# here's my first attempt at a pocket set



## blueshooter (Oct 10, 2009)

what do you think should it work or should I move the pocket closer to the water?
also using a mix of BBQ sauce, canned tuna and jam.
had issues with the bucket trap, mice kept taking the bait,set mouse traps and caught 2 mice lol
I set 2 pocket sets, i'll be checking them tomorrow.


----------



## Loke (Sep 7, 2007)

*Re: here's my fist attemp at a pocket set*

What are mice pelts going for these days, and are they still prime?


----------



## sawsman (Sep 13, 2007)

*Re: here's my fist attemp at a pocket set*



Loke said:


> What are mice pelts going for these days, and are they still prime?


Not sure on the pelts... but if you cut off an ear, the bounty in Tooele County is about a penny.
:lol:


----------



## Bax* (Dec 14, 2008)

*Re: here's my fist attemp at a pocket set*



blueshooter said:


> also using a mix of BBQ sauce, canned tuna and jam.


I'm not saying you are wrong here. But growing up, my dad would always take me out on his trap line and never used any bait for a set up like this. He would always tell me to look for a muskrat hole that looked active, and he said that if a mink were in the area, he would look in the hole anyways.

So my question is; does baiting a setup like this help much? I'd be interested to hear about your results because I have been thinking about running a trap line on a limited basis to get back in the routine of things...


----------



## blueshooter (Oct 10, 2009)

*Re: here's my fist attemp at a pocket set*

i'm trying to get into a little trapping myself, so i'm learning by trial and error, been told bait works great but so far nothing.
went and set some more traps out today with my wife so hoping to get something by monday


----------



## redleg (Dec 5, 2007)

*Re: here's my fist attemp at a pocket set*

If you are telling us you set some more traps out today with your wife as bait. you are going to have a rocky marrage. After I tried that on a bear hunt, I had to bring home flowers every day for a month. :lol:


----------



## Loke (Sep 7, 2007)

*Re: here's my fist attemp at a pocket set*

But did you get a bear?


----------



## Bears Butt (Sep 12, 2007)

☆ ☆ ☆ ☆ ☆ ☆ ☆

*SHORT EXERCISE*
Say whether each statement agrees with the pocket set thread, answering yes or no and quoting the words that decide it. 1. The person who started the thread caught two mice. 2. Bax's father baited his sets at muskrat holes. 3. The person who started the thread has had success with bait so far.

☆ ☆ ☆ ☆ ☆ ☆ ☆

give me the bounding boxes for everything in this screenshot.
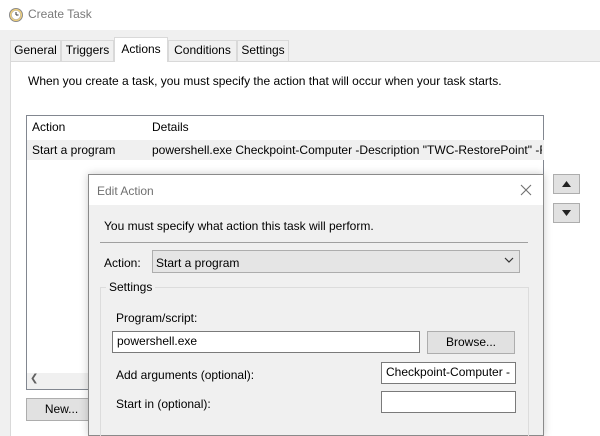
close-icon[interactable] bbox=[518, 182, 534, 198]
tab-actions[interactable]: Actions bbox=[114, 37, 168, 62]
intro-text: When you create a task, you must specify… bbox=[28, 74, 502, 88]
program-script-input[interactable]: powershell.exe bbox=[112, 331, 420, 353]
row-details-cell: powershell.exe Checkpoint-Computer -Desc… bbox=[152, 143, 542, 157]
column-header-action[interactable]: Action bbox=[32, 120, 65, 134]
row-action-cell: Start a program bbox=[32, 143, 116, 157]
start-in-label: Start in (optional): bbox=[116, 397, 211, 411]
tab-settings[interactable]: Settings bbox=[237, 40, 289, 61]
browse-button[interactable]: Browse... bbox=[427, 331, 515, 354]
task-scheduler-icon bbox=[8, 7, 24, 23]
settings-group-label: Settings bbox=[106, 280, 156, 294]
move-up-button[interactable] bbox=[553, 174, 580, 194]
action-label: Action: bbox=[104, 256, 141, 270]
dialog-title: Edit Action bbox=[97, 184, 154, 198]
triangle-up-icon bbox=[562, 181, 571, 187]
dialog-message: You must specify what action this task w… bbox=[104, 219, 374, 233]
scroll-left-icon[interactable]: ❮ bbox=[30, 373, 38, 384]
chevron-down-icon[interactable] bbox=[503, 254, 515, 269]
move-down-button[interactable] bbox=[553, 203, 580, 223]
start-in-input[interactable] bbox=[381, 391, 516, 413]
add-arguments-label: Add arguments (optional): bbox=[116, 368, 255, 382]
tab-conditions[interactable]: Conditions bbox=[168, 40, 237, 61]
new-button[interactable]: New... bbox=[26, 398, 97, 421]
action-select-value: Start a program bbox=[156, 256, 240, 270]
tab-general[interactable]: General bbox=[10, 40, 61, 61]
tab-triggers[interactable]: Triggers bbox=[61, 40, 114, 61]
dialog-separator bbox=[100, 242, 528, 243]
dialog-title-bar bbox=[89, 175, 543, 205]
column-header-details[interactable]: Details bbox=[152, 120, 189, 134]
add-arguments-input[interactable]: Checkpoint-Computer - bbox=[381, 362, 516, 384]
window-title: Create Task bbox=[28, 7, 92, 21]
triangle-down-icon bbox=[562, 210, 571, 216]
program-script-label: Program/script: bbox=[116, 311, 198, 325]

☆ ☆ ☆ ☆ ☆ ☆ ☆

*EXPECTED ANSWER*
1. Yes: "set mouse traps and caught 2 mice lol"
2. No: "never used any bait for a set up like this"
3. No: "been told bait works great but so far nothing."